Stored items
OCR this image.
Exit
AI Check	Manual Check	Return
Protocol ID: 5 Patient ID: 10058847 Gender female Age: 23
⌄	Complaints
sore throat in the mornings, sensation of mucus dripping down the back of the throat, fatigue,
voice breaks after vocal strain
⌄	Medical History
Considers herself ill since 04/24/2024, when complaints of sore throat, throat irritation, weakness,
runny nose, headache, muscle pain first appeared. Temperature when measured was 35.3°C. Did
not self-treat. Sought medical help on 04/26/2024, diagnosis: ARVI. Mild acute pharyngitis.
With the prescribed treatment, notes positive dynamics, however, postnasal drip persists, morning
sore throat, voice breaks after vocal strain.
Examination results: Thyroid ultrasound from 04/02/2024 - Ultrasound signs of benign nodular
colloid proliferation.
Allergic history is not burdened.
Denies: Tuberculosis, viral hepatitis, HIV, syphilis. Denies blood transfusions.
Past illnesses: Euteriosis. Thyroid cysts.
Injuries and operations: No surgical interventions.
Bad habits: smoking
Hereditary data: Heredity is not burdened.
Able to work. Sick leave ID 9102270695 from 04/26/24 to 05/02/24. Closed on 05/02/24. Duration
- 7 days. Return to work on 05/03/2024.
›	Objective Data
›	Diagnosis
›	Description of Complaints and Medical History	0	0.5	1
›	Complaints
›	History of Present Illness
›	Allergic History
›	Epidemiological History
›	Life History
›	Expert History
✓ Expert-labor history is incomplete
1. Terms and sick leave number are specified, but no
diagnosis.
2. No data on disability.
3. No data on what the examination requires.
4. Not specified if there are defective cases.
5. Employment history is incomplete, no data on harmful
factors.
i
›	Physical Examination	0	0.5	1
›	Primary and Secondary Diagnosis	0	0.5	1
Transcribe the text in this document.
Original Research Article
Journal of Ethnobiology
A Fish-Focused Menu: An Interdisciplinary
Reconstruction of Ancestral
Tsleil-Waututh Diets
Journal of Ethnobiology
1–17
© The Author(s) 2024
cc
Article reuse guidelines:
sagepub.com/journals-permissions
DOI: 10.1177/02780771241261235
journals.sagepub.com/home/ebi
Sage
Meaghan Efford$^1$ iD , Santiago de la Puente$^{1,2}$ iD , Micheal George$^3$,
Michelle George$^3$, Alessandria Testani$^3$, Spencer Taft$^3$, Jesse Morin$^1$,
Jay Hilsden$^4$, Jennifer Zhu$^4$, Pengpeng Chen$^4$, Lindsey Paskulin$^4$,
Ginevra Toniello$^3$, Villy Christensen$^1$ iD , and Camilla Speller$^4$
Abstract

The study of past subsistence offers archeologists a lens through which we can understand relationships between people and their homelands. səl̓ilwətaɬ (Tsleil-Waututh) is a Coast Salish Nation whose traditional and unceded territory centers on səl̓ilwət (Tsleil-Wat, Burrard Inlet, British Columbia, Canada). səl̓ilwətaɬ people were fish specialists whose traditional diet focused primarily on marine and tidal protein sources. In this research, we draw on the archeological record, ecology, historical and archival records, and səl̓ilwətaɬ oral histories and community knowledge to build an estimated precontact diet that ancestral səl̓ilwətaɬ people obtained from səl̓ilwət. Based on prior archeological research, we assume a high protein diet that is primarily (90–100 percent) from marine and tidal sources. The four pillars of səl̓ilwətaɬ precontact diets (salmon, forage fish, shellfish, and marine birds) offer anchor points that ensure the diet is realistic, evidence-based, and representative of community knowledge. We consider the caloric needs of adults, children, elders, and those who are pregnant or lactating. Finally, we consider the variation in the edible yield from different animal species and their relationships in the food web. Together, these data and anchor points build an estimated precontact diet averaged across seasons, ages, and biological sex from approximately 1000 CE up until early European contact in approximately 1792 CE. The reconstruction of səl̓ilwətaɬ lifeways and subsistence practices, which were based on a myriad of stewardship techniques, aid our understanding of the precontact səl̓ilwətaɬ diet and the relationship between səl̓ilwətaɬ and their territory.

EXERCISE DETAILS -> Would you write out all the records exactly as they read?

ANSWER FOR THIS EXERCISE ->
OCR this image.
Exit
AI Check	Manual Check	Return
Protocol ID: 5 Patient ID: 10058847 Gender female Age: 23
⌄	Complaints
sore throat in the mornings, sensation of mucus dripping down the back of the throat, fatigue,
voice breaks after vocal strain
⌄	Medical History
Considers herself ill since 04/24/2024, when complaints of sore throat, throat irritation, weakness,
runny nose, headache, muscle pain first appeared. Temperature when measured was 35.3°C. Did
not self-treat. Sought medical help on 04/26/2024, diagnosis: ARVI. Mild acute pharyngitis.
With the prescribed treatment, notes positive dynamics, however, postnasal drip persists, morning
sore throat, voice breaks after vocal strain.
Examination results: Thyroid ultrasound from 04/02/2024 - Ultrasound signs of benign nodular
colloid proliferation.
Allergic history is not burdened.
Denies: Tuberculosis, viral hepatitis, HIV, syphilis. Denies blood transfusions.
Past illnesses: Euteriosis. Thyroid cysts.
Injuries and operations: No surgical interventions.
Bad habits: smoking
Hereditary data: Heredity is not burdened.
Able to work. Sick leave ID 9102270695 from 04/26/24 to 05/02/24. Closed on 05/02/24. Duration
- 7 days. Return to work on 05/03/2024.
›	Objective Data
›	Diagnosis
›	Description of Complaints and Medical History	0	0.5	1
›	Complaints
›	History of Present Illness
›	Allergic History
›	Epidemiological History
›	Life History
›	Expert History
✓ Expert-labor history is incomplete
1. Terms and sick leave number are specified, but no
diagnosis.
2. No data on disability.
3. No data on what the examination requires.
4. Not specified if there are defective cases.
5. Employment history is incomplete, no data on harmful
factors.
i
›	Physical Examination	0	0.5	1
›	Primary and Secondary Diagnosis	0	0.5	1
Transcribe the text in this document.
Original Research Article
Journal of Ethnobiology
A Fish-Focused Menu: An Interdisciplinary
Reconstruction of Ancestral
Tsleil-Waututh Diets
Journal of Ethnobiology
1–17
© The Author(s) 2024
cc
Article reuse guidelines:
sagepub.com/journals-permissions
DOI: 10.1177/02780771241261235
journals.sagepub.com/home/ebi
Sage
Meaghan Efford$^1$ iD , Santiago de la Puente$^{1,2}$ iD , Micheal George$^3$,
Michelle George$^3$, Alessandria Testani$^3$, Spencer Taft$^3$, Jesse Morin$^1$,
Jay Hilsden$^4$, Jennifer Zhu$^4$, Pengpeng Chen$^4$, Lindsey Paskulin$^4$,
Ginevra Toniello$^3$, Villy Christensen$^1$ iD , and Camilla Speller$^4$
Abstract

The study of past subsistence offers archeologists a lens through which we can understand relationships between people and their homelands. səl̓ilwətaɬ (Tsleil-Waututh) is a Coast Salish Nation whose traditional and unceded territory centers on səl̓ilwət (Tsleil-Wat, Burrard Inlet, British Columbia, Canada). səl̓ilwətaɬ people were fish specialists whose traditional diet focused primarily on marine and tidal protein sources. In this research, we draw on the archeological record, ecology, historical and archival records, and səl̓ilwətaɬ oral histories and community knowledge to build an estimated precontact diet that ancestral səl̓ilwətaɬ people obtained from səl̓ilwət. Based on prior archeological research, we assume a high protein diet that is primarily (90–100 percent) from marine and tidal sources. The four pillars of səl̓ilwətaɬ precontact diets (salmon, forage fish, shellfish, and marine birds) offer anchor points that ensure the diet is realistic, evidence-based, and representative of community knowledge. We consider the caloric needs of adults, children, elders, and those who are pregnant or lactating. Finally, we consider the variation in the edible yield from different animal species and their relationships in the food web. Together, these data and anchor points build an estimated precontact diet averaged across seasons, ages, and biological sex from approximately 1000 CE up until early European contact in approximately 1792 CE. The reconstruction of səl̓ilwətaɬ lifeways and subsistence practices, which were based on a myriad of stewardship techniques, aid our understanding of the precontact səl̓ilwətaɬ diet and the relationship between səl̓ilwətaɬ and their territory.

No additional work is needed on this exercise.